Work instructions
Filter these entries, keeping only lines that hold the word "panels".

* START Supplied information *

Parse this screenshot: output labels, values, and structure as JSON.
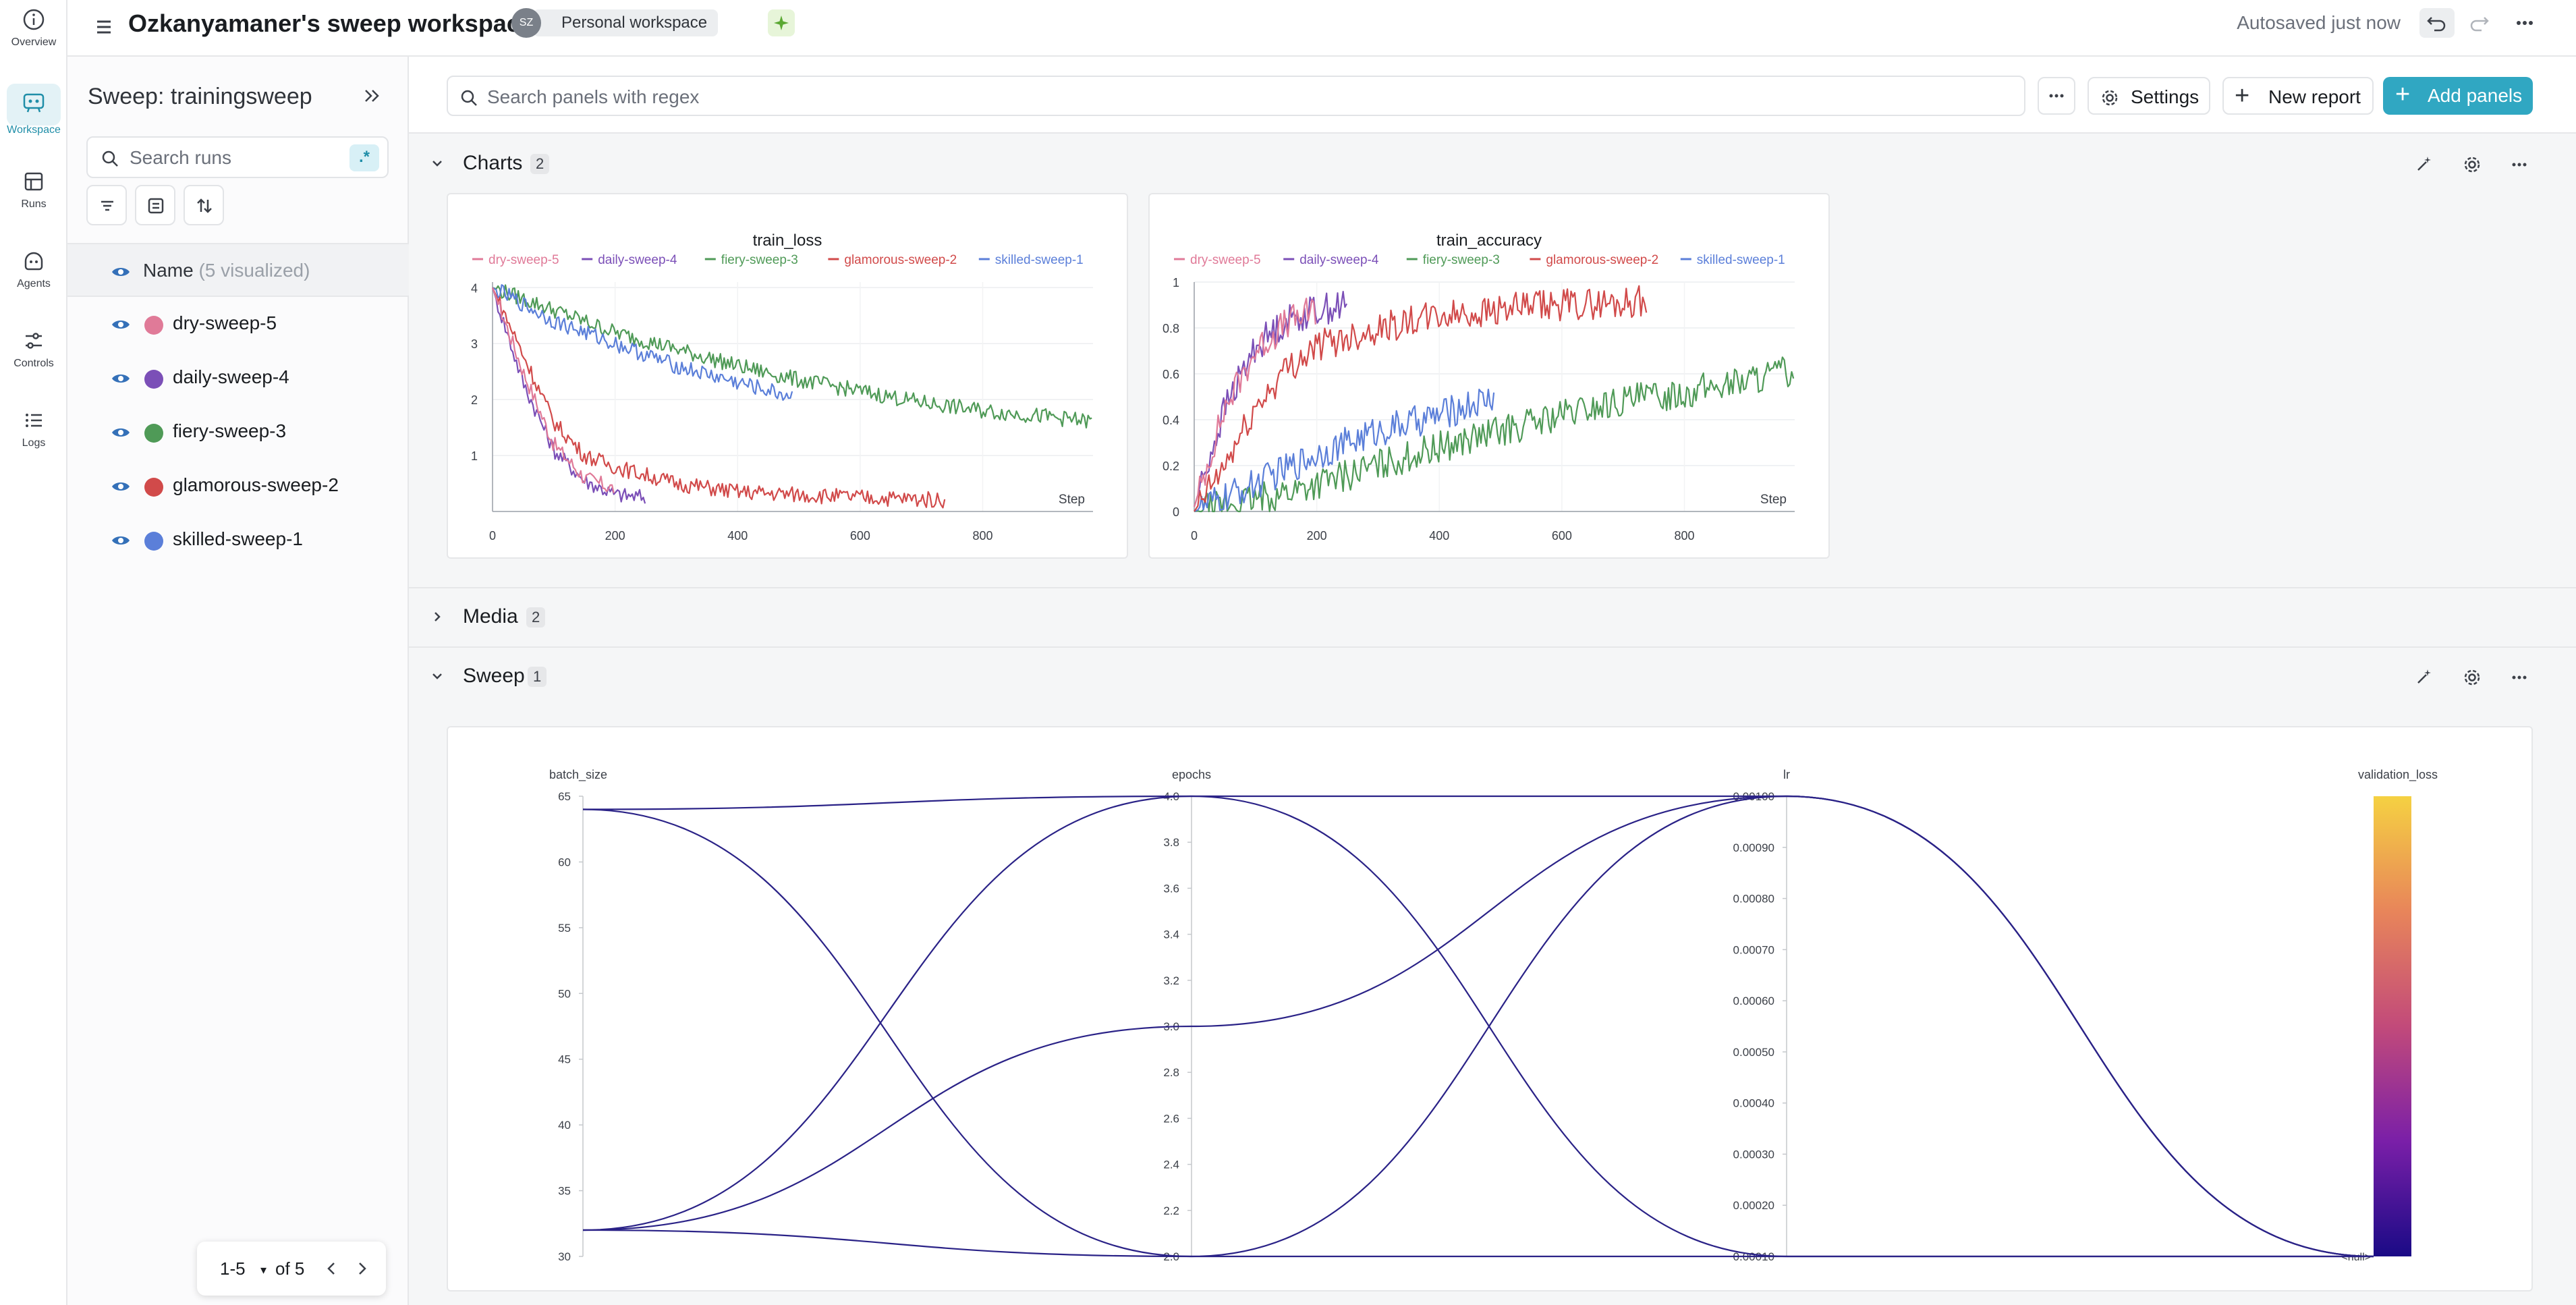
{
  "nav": {
    "items": [
      {
        "label": "Overview",
        "icon": "info-icon"
      },
      {
        "label": "Workspace",
        "icon": "workspace-icon"
      },
      {
        "label": "Runs",
        "icon": "runs-table-icon"
      },
      {
        "label": "Agents",
        "icon": "agent-icon"
      },
      {
        "label": "Controls",
        "icon": "sliders-icon"
      },
      {
        "label": "Logs",
        "icon": "list-icon"
      }
    ],
    "active": "Workspace"
  },
  "header": {
    "title": "Ozkanyamaner's sweep workspace",
    "avatar_initials": "SZ",
    "workspace_badge": "Personal workspace",
    "autosave": "Autosaved just now"
  },
  "sidebar": {
    "sweep_title": "Sweep: trainingsweep",
    "search_placeholder": "Search runs",
    "regex_label": ".*",
    "name_label": "Name",
    "visualized": "(5 visualized)",
    "runs": [
      {
        "name": "dry-sweep-5",
        "color": "#e07a98"
      },
      {
        "name": "daily-sweep-4",
        "color": "#7b4fb7"
      },
      {
        "name": "fiery-sweep-3",
        "color": "#4f9a57"
      },
      {
        "name": "glamorous-sweep-2",
        "color": "#d14a4a"
      },
      {
        "name": "skilled-sweep-1",
        "color": "#5b7fd9"
      }
    ],
    "pager": {
      "range": "1-5",
      "of": "of 5"
    }
  },
  "toolbar": {
    "search_placeholder": "Search panels with regex",
    "settings_label": "Settings",
    "new_report_label": "New report",
    "add_panels_label": "Add panels"
  },
  "sections": {
    "charts": {
      "title": "Charts",
      "count": "2"
    },
    "media": {
      "title": "Media",
      "count": "2"
    },
    "sweep": {
      "title": "Sweep",
      "count": "1"
    }
  },
  "chart_data": [
    {
      "type": "line",
      "title": "train_loss",
      "xlabel": "Step",
      "xlim": [
        0,
        980
      ],
      "ylim": [
        0,
        4.1
      ],
      "xticks": [
        0,
        200,
        400,
        600,
        800
      ],
      "yticks": [
        1,
        2,
        3,
        4
      ],
      "legend": "top",
      "series": [
        {
          "name": "dry-sweep-5",
          "color": "#e07a98",
          "x": [
            0,
            50,
            100,
            150,
            200
          ],
          "y": [
            4.0,
            2.5,
            1.2,
            0.6,
            0.4
          ]
        },
        {
          "name": "daily-sweep-4",
          "color": "#7b4fb7",
          "x": [
            0,
            50,
            100,
            150,
            200,
            250
          ],
          "y": [
            4.0,
            2.3,
            1.1,
            0.55,
            0.3,
            0.25
          ]
        },
        {
          "name": "fiery-sweep-3",
          "color": "#4f9a57",
          "x": [
            0,
            100,
            200,
            300,
            400,
            500,
            600,
            700,
            800,
            900,
            980
          ],
          "y": [
            4.0,
            3.6,
            3.2,
            2.9,
            2.6,
            2.35,
            2.15,
            1.95,
            1.8,
            1.7,
            1.6
          ]
        },
        {
          "name": "glamorous-sweep-2",
          "color": "#d14a4a",
          "x": [
            0,
            50,
            100,
            150,
            200,
            300,
            400,
            500,
            600,
            700,
            740
          ],
          "y": [
            4.0,
            2.8,
            1.6,
            1.0,
            0.8,
            0.5,
            0.35,
            0.3,
            0.25,
            0.22,
            0.2
          ]
        },
        {
          "name": "skilled-sweep-1",
          "color": "#5b7fd9",
          "x": [
            0,
            100,
            200,
            300,
            400,
            490
          ],
          "y": [
            4.0,
            3.4,
            3.0,
            2.6,
            2.3,
            2.05
          ]
        }
      ]
    },
    {
      "type": "line",
      "title": "train_accuracy",
      "xlabel": "Step",
      "xlim": [
        0,
        980
      ],
      "ylim": [
        0,
        1
      ],
      "xticks": [
        0,
        200,
        400,
        600,
        800
      ],
      "yticks": [
        0,
        0.2,
        0.4,
        0.6,
        0.8,
        1
      ],
      "legend": "top",
      "series": [
        {
          "name": "dry-sweep-5",
          "color": "#e07a98",
          "x": [
            0,
            50,
            100,
            150,
            200
          ],
          "y": [
            0.02,
            0.45,
            0.7,
            0.82,
            0.88
          ]
        },
        {
          "name": "daily-sweep-4",
          "color": "#7b4fb7",
          "x": [
            0,
            50,
            100,
            150,
            200,
            250
          ],
          "y": [
            0.02,
            0.45,
            0.72,
            0.83,
            0.88,
            0.9
          ]
        },
        {
          "name": "fiery-sweep-3",
          "color": "#4f9a57",
          "x": [
            0,
            100,
            200,
            300,
            400,
            500,
            600,
            700,
            800,
            900,
            980
          ],
          "y": [
            0.0,
            0.05,
            0.12,
            0.2,
            0.28,
            0.35,
            0.42,
            0.48,
            0.52,
            0.57,
            0.62
          ]
        },
        {
          "name": "glamorous-sweep-2",
          "color": "#d14a4a",
          "x": [
            0,
            50,
            100,
            150,
            200,
            300,
            400,
            500,
            600,
            700,
            740
          ],
          "y": [
            0.0,
            0.2,
            0.45,
            0.62,
            0.72,
            0.8,
            0.85,
            0.88,
            0.9,
            0.91,
            0.92
          ]
        },
        {
          "name": "skilled-sweep-1",
          "color": "#5b7fd9",
          "x": [
            0,
            100,
            200,
            300,
            400,
            490
          ],
          "y": [
            0.0,
            0.12,
            0.25,
            0.35,
            0.42,
            0.5
          ]
        }
      ]
    },
    {
      "type": "parallel-coordinates",
      "axes": [
        {
          "name": "batch_size",
          "ticks": [
            "65",
            "60",
            "55",
            "50",
            "45",
            "40",
            "35",
            "30"
          ],
          "range": [
            30,
            65
          ]
        },
        {
          "name": "epochs",
          "ticks": [
            "4.0",
            "3.8",
            "3.6",
            "3.4",
            "3.2",
            "3.0",
            "2.8",
            "2.6",
            "2.4",
            "2.2",
            "2.0"
          ],
          "range": [
            2,
            4
          ]
        },
        {
          "name": "lr",
          "ticks": [
            "0.00100",
            "0.00090",
            "0.00080",
            "0.00070",
            "0.00060",
            "0.00050",
            "0.00040",
            "0.00030",
            "0.00020",
            "0.00010"
          ],
          "range": [
            0.0001,
            0.001
          ]
        },
        {
          "name": "validation_loss",
          "ticks": [
            "<null>"
          ],
          "colorbar": [
            "#f5d142",
            "#e8855a",
            "#c24a7a",
            "#7a1fa8",
            "#1a0a86"
          ]
        }
      ],
      "lines": [
        {
          "batch_size": 64,
          "epochs": 4,
          "lr": 0.0001
        },
        {
          "batch_size": 64,
          "epochs": 2,
          "lr": 0.0001
        },
        {
          "batch_size": 32,
          "epochs": 4,
          "lr": 0.001
        },
        {
          "batch_size": 32,
          "epochs": 3,
          "lr": 0.001
        },
        {
          "batch_size": 32,
          "epochs": 2,
          "lr": 0.001
        }
      ],
      "line_color": "#2a2287"
    }
  ]
}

* END Supplied information *

Response below
    "search_placeholder": "Search panels with regex",
    "add_panels_label": "Add panels"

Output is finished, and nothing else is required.